WRITTEN INSTRUCTION A:
List every domain that the Bit-GraphBLAS passage names as covered by homogeneous graphs.

GIVEN TEXT:
____________

It is noteworthy that the same matrix can often find lower GraphBLAST runtime on Volta than on Pascal. A similar effect can be found in both kernel and algorithm evaluations. For example, the *3dtube* runs 151.89 (ms) on Pascal but only 79.49 (ms) on Volta. Nevertheless, Bit-GraphBLAS can have a larger or similar runtime on Volta than on Pascal GPUs. We have a 0.04 (ms) increase in runtime for the *3dtube* case. We attribute the effect to that Volta has updated the warp execution model and eliminated implicit warp synchronous. This poses a little performance slowdown of binary intrinsics like \_\_shfl\_sync() and \_\_ballot\_sync() compared to the non-synchronizing \_\_shfl() and \_\_ballot() in Pascal GPUs.

# VII. DISCUSSION

**Limitations of Bit-GraphBLAS:** As Bit-GraphBLAS relies on the bit-operation and bit-data, it only directly applies to homogeneous graphs (i.e., the adjacency matrix is a binary matrix). Throughout the SuiteSparse data collection, we have

observed that  $\sim 20\%$  of graphs are homogeneous that can directly benefit from Bit-GraphBLAS. These graphs cover a wide range of domains including mathematics, power-grid, physics, electronics, material science, economics, thermal, fluid dynamics, etc. Additionally, as the weights for many heterogeneous graphs can be expressed by integers or fixed-points (e.g., through normalization), similar to the recent effort decomposing a quantized-neural-network into several concurrent binary-neural-networks for acceleration [39], Bit-GraphBLAS can also be extended to support heterogeneous graphs with short bit-width. We set this as future work.

____________

LISTED RECORDS:
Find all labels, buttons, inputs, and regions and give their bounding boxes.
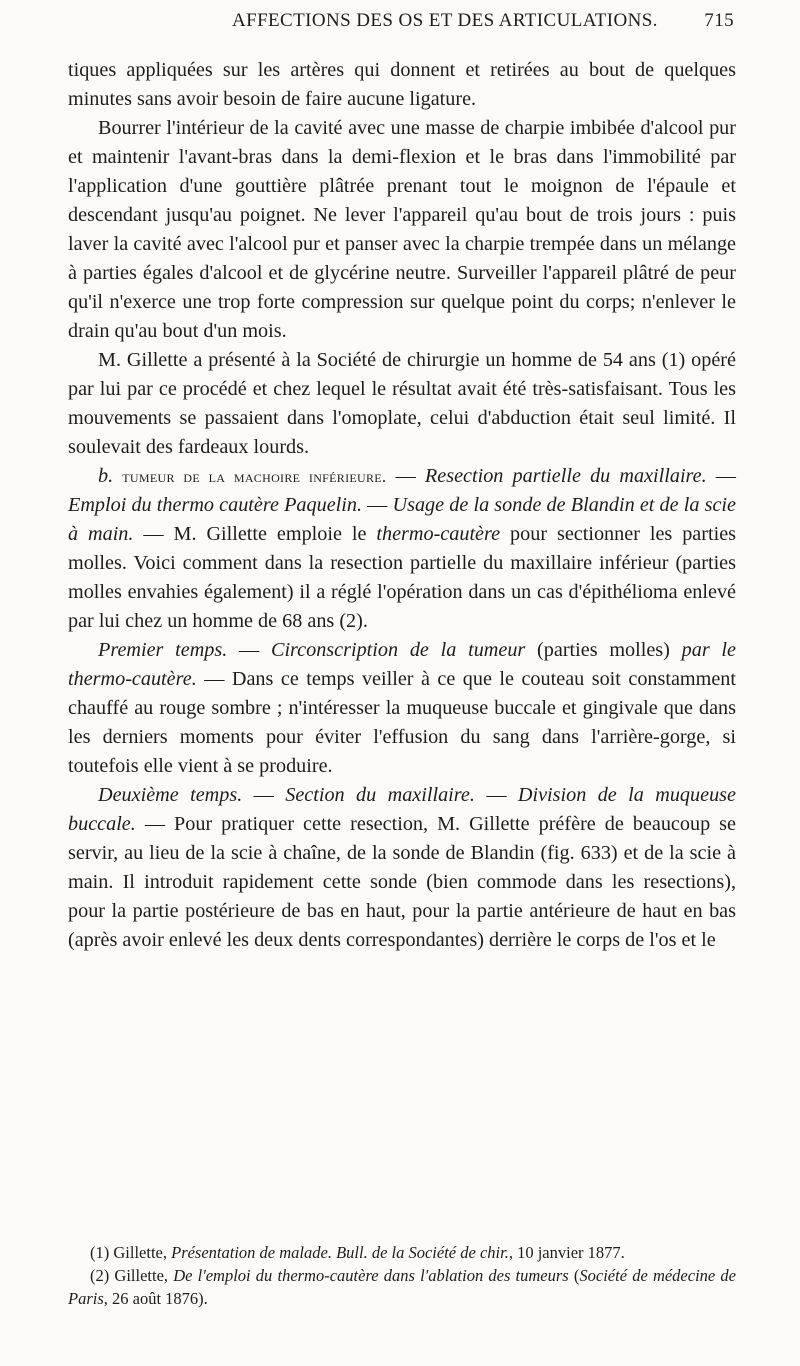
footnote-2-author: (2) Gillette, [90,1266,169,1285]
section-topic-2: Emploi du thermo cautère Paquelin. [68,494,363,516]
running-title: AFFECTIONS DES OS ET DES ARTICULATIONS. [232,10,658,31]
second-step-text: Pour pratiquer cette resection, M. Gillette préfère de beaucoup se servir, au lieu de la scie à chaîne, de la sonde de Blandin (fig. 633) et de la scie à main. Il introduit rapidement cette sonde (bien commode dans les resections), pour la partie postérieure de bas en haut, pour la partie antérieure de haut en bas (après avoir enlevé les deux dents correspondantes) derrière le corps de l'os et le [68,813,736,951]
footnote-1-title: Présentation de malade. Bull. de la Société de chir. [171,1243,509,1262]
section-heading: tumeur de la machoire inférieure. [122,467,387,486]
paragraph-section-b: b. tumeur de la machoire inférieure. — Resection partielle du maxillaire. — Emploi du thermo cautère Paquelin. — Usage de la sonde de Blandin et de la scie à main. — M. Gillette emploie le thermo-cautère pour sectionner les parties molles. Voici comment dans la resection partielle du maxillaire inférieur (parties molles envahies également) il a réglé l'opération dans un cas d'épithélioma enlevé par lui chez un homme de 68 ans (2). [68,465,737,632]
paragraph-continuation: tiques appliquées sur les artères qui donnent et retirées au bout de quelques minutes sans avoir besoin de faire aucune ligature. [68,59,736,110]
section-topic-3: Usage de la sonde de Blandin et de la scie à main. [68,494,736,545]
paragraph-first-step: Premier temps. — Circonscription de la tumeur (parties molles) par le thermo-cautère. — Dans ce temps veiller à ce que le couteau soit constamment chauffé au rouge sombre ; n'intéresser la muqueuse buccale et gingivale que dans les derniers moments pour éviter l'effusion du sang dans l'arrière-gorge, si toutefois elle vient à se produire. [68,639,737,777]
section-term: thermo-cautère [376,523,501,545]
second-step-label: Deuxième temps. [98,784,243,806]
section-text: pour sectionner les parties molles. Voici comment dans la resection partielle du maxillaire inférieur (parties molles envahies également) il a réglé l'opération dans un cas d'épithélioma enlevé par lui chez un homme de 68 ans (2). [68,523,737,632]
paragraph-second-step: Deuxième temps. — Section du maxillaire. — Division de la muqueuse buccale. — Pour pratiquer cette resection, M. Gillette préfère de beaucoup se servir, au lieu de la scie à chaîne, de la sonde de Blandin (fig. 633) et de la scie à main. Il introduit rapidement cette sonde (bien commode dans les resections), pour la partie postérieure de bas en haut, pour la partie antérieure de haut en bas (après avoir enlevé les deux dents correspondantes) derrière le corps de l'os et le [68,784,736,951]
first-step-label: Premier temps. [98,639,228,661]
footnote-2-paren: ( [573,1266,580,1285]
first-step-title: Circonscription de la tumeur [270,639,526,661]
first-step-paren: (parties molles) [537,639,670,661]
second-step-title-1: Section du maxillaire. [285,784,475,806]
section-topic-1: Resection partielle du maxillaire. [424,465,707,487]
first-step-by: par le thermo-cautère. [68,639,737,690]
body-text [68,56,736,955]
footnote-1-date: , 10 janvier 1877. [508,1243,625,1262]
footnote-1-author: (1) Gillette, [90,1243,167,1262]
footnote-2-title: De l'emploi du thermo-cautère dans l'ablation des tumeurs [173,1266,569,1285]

____________

WRITTEN INSTRUCTION B:
In the listing, put the lines between the one holding "footnote-2-author: (2) Gillette, [90,1266,169,1285]" and the one holding "paragraph-continuation: tiques appliquées", inclusive, into a JSON list of strings, one string per line, with blank lines left out.

COMPLETE RESPONSE A:
mathematics, power-grid, physics, electronics, material science, economics, thermal, fluid dynamics

COMPLETE RESPONSE B:
[
  "footnote-2-author: (2) Gillette, [90,1266,169,1285]",
  "section-topic-2: Emploi du thermo cautère Paquelin. [68,494,363,516]",
  "running-title: AFFECTIONS DES OS ET DES ARTICULATIONS. [232,10,658,31]",
  "second-step-text: Pour pratiquer cette resection, M. Gillette préfère de beaucoup se servir, au lieu de la scie à chaîne, de la sonde de Blandin (fig. 633) et de la scie à main. Il introduit rapidement cette sonde (bien commode dans les resections), pour la partie postérieure de bas en haut, pour la partie antérieure de haut en bas (après avoir enlevé les deux dents correspondantes) derrière le corps de l'os et le [68,813,736,951]",
  "footnote-1-title: Présentation de malade. Bull. de la Société de chir. [171,1243,509,1262]",
  "section-heading: tumeur de la machoire inférieure. [122,467,387,486]",
  "paragraph-section-b: b. tumeur de la machoire inférieure. — Resection partielle du maxillaire. — Emploi du thermo cautère Paquelin. — Usage de la sonde de Blandin et de la scie à main. — M. Gillette emploie le thermo-cautère pour sectionner les parties molles. Voici comment dans la resection partielle du maxillaire inférieur (parties molles envahies également) il a réglé l'opération dans un cas d'épithélioma enlevé par lui chez un homme de 68 ans (2). [68,465,737,632]",
  "paragraph-continuation: tiques appliquées sur les artères qui donnent et retirées au bout de quelques minutes sans avoir besoin de faire aucune ligature. [68,59,736,110]"
]